Material provided:
----

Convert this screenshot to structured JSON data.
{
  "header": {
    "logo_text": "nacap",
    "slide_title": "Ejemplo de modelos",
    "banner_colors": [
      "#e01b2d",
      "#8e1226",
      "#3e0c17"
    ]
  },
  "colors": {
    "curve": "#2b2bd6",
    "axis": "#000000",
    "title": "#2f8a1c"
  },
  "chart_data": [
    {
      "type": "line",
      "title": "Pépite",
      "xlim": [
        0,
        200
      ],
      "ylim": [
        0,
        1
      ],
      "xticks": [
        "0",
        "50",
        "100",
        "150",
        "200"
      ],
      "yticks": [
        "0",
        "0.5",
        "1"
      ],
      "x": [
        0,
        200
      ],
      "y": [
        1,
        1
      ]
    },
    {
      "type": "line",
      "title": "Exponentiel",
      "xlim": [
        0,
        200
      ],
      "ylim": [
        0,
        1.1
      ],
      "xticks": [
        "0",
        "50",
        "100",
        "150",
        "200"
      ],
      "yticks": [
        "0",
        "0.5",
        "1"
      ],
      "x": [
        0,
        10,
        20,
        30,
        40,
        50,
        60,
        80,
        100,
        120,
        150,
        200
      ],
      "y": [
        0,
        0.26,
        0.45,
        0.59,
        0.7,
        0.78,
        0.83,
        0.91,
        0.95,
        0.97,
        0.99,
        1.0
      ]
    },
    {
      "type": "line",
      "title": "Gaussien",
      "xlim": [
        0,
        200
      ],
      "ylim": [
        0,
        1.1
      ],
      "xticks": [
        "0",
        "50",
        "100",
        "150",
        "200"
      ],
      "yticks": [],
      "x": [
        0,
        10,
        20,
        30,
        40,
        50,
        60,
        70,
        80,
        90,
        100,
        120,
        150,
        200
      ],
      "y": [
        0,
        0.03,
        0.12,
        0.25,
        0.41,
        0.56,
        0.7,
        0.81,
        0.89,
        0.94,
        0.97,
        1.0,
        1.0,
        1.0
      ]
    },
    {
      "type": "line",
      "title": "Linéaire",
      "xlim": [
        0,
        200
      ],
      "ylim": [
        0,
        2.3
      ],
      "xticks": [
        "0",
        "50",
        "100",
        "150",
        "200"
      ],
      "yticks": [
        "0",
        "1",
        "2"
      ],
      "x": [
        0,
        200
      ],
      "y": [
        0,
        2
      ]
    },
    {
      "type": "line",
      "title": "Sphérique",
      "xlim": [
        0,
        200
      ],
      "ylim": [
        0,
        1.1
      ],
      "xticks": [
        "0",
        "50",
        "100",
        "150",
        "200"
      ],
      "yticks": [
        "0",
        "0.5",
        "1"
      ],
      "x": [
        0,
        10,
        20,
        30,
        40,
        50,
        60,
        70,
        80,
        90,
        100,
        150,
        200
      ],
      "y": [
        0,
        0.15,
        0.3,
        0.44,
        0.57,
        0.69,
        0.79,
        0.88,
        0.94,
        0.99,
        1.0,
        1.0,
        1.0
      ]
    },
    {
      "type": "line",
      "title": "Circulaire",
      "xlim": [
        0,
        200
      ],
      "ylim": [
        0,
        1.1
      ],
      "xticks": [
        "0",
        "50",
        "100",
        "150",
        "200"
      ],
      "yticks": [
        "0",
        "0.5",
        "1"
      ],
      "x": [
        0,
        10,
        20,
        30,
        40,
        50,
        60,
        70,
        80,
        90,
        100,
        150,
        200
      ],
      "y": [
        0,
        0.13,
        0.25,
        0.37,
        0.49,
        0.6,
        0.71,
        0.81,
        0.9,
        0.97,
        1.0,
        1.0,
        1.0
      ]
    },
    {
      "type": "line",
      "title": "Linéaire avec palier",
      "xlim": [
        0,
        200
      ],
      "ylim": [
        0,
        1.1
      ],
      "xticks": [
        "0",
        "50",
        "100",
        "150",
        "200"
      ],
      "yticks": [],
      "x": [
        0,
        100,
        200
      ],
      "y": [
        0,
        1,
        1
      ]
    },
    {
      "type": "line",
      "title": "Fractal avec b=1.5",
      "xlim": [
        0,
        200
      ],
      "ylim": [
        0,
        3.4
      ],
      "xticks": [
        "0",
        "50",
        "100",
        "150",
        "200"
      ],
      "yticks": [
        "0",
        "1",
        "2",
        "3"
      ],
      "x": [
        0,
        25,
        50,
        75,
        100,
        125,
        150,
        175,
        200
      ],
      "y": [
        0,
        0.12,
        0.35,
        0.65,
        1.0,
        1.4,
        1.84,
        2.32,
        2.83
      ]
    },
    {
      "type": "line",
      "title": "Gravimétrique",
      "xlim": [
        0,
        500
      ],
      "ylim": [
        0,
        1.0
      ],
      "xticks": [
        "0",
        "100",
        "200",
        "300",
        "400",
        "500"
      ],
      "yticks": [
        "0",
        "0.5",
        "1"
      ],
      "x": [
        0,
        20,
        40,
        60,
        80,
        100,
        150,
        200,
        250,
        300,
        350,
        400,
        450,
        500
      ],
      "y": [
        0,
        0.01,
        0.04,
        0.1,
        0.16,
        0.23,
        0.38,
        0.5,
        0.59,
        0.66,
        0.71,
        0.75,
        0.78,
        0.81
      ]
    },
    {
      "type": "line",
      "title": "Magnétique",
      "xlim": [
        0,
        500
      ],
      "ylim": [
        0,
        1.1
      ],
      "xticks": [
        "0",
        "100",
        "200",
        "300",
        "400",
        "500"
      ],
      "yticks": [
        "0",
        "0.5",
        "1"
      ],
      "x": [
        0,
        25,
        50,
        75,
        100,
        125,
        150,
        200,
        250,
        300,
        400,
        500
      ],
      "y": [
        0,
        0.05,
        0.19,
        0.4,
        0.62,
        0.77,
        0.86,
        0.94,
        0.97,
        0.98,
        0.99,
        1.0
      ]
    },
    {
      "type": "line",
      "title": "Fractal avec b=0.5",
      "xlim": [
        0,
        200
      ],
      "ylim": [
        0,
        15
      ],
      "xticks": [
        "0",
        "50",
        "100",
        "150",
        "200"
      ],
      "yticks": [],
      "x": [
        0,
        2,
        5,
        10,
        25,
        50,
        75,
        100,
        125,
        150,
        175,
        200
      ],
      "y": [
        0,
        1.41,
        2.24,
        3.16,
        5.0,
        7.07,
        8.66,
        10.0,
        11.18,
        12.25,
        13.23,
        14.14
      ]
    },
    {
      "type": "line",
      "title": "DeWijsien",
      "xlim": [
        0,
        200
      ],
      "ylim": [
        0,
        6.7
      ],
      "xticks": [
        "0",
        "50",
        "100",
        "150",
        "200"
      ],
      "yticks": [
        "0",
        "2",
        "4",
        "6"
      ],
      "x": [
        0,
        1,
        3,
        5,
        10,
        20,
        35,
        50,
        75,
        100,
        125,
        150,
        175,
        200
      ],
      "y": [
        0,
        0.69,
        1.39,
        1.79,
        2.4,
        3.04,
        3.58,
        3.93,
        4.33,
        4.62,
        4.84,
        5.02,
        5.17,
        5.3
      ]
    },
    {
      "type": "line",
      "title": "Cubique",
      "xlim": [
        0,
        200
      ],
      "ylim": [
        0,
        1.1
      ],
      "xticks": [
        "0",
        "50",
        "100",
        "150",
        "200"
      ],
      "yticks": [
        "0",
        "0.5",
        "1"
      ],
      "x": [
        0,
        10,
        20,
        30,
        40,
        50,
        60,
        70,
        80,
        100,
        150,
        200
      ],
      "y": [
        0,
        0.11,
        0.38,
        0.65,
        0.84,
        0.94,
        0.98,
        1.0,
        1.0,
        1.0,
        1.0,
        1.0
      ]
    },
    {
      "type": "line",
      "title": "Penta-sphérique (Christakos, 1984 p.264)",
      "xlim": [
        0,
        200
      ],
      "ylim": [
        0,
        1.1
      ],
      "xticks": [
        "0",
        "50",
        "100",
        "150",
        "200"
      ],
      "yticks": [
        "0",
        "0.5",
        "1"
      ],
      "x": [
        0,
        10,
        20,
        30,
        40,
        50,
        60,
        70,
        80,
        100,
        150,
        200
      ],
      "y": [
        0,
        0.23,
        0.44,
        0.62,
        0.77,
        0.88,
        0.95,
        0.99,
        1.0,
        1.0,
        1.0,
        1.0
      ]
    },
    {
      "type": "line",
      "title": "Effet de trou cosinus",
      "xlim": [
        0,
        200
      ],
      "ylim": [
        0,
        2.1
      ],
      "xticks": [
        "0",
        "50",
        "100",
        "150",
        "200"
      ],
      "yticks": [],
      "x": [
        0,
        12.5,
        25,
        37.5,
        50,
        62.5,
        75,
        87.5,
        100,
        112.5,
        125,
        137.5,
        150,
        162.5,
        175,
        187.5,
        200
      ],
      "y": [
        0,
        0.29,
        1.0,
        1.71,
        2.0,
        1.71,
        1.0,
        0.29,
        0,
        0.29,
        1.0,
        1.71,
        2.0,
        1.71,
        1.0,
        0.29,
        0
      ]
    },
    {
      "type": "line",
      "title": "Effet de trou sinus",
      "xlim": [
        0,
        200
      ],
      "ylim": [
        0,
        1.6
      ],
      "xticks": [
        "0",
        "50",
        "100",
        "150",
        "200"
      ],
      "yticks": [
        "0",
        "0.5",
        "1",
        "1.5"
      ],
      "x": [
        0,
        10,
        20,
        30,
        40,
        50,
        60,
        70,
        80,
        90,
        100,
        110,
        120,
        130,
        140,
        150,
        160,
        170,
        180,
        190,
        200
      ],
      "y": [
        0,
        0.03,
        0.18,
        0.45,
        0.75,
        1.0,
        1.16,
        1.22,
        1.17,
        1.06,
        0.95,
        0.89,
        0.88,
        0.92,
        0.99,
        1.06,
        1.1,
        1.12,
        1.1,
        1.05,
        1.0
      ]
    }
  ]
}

----

What the exercise asks: Where a line holds the string "trou", copy that line.

Exercise output:
      "title": "Effet de trou cosinus",
      "title": "Effet de trou sinus",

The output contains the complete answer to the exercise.